---------- Entries ----------

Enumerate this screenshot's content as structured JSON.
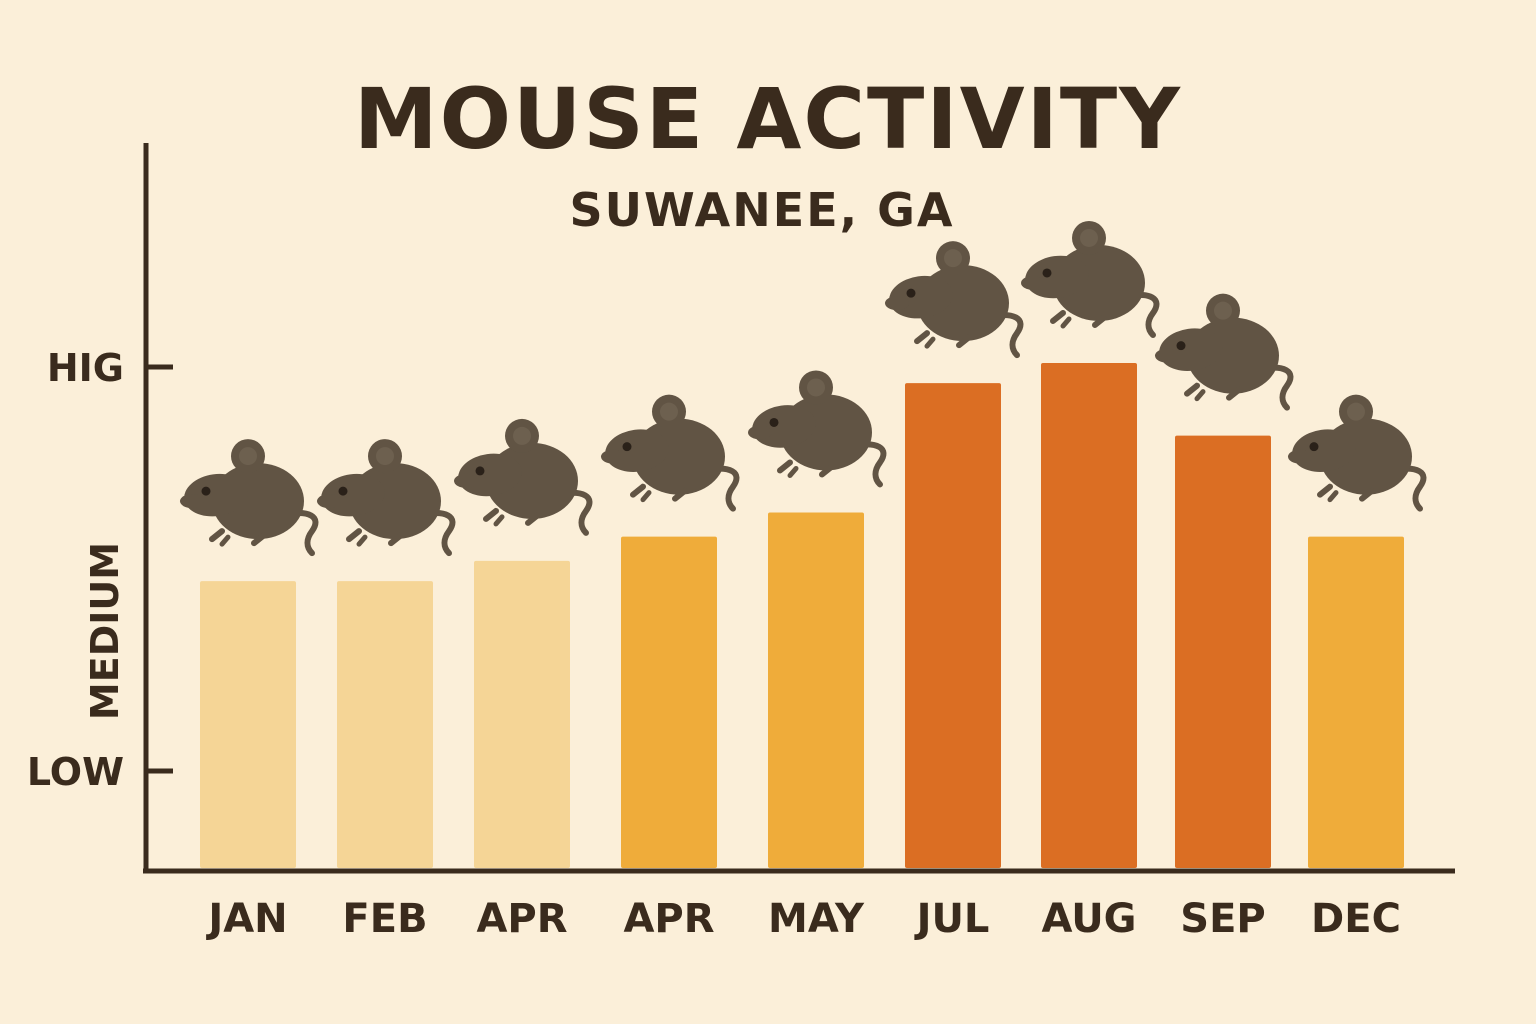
{
  "chart_data": {
    "type": "bar",
    "title": "MOUSE ACTIVITY",
    "subtitle": "SUWANEE, GA",
    "xlabel": "",
    "ylabel": "",
    "categories": [
      "JAN",
      "FEB",
      "APR",
      "APR",
      "MAY",
      "JUL",
      "AUG",
      "SEP",
      "DEC"
    ],
    "values": [
      0.47,
      0.47,
      0.52,
      0.58,
      0.64,
      0.96,
      1.01,
      0.83,
      0.58
    ],
    "y_ticks": [
      {
        "label": "LOW",
        "value": 0
      },
      {
        "label": "MEDIUM",
        "value": 0.5
      },
      {
        "label": "HIG",
        "value": 1
      }
    ],
    "ylim": [
      -0.25,
      1.55
    ],
    "bar_colors": [
      "#f5d596",
      "#f5d596",
      "#f5d596",
      "#efac3a",
      "#efac3a",
      "#db6e23",
      "#db6e23",
      "#db6e23",
      "#efac3a"
    ],
    "grid": false,
    "legend": "none",
    "decoration": "mouse-icon"
  },
  "colors": {
    "background": "#fbefd9",
    "axis": "#3a2b1d",
    "text": "#3a2b1d",
    "mouse": "#615444",
    "mouse_eye": "#2a2119",
    "low": "#f5d596",
    "medium": "#efac3a",
    "high": "#db6e23"
  }
}
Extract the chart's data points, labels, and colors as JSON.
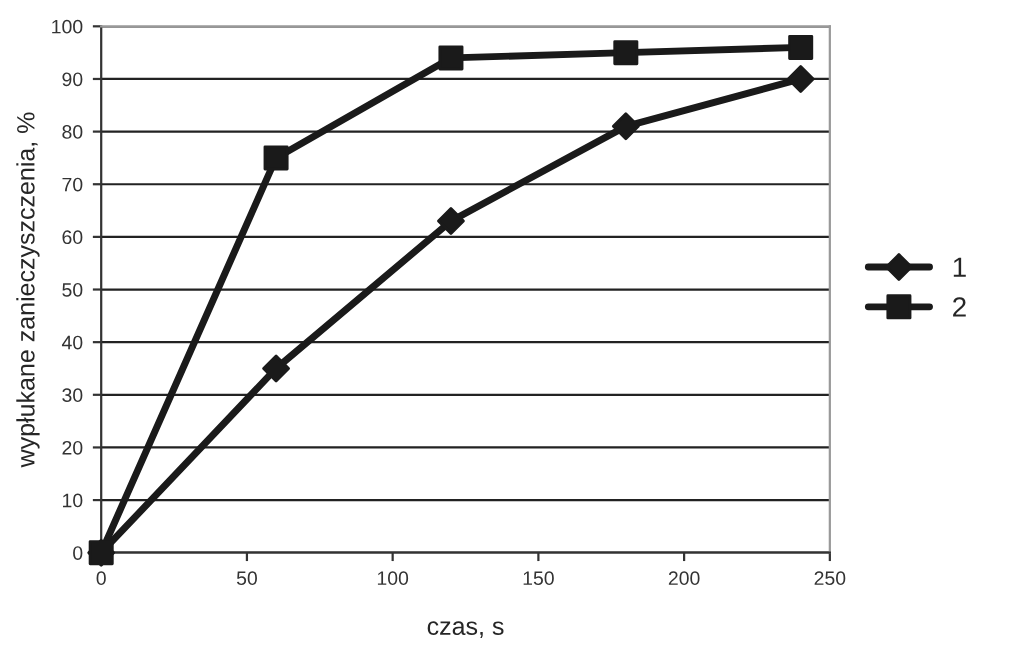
{
  "chart_data": {
    "type": "line",
    "xlabel": "czas, s",
    "ylabel": "wypłukane zanieczyszczenia, %",
    "x": [
      0,
      60,
      120,
      180,
      240
    ],
    "series": [
      {
        "name": "1",
        "color": "#1a1a1a",
        "marker": "diamond",
        "values": [
          0,
          35,
          63,
          81,
          90
        ]
      },
      {
        "name": "2",
        "color": "#1a1a1a",
        "marker": "square",
        "values": [
          0,
          75,
          94,
          95,
          96
        ]
      }
    ],
    "xlim": [
      0,
      250
    ],
    "xticks": [
      0,
      50,
      100,
      150,
      200,
      250
    ],
    "ylim": [
      0,
      100
    ],
    "yticks": [
      0,
      10,
      20,
      30,
      40,
      50,
      60,
      70,
      80,
      90,
      100
    ],
    "grid": "y",
    "legend": "right",
    "line_style": "solid"
  }
}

----------

#### [Job]
Filter the listing above by the word "ylabel"; copy each line that passes.

#### [Result for this exercise]
    "ylabel": "",
    "ylabel": "wypłukane zanieczyszczenia, %",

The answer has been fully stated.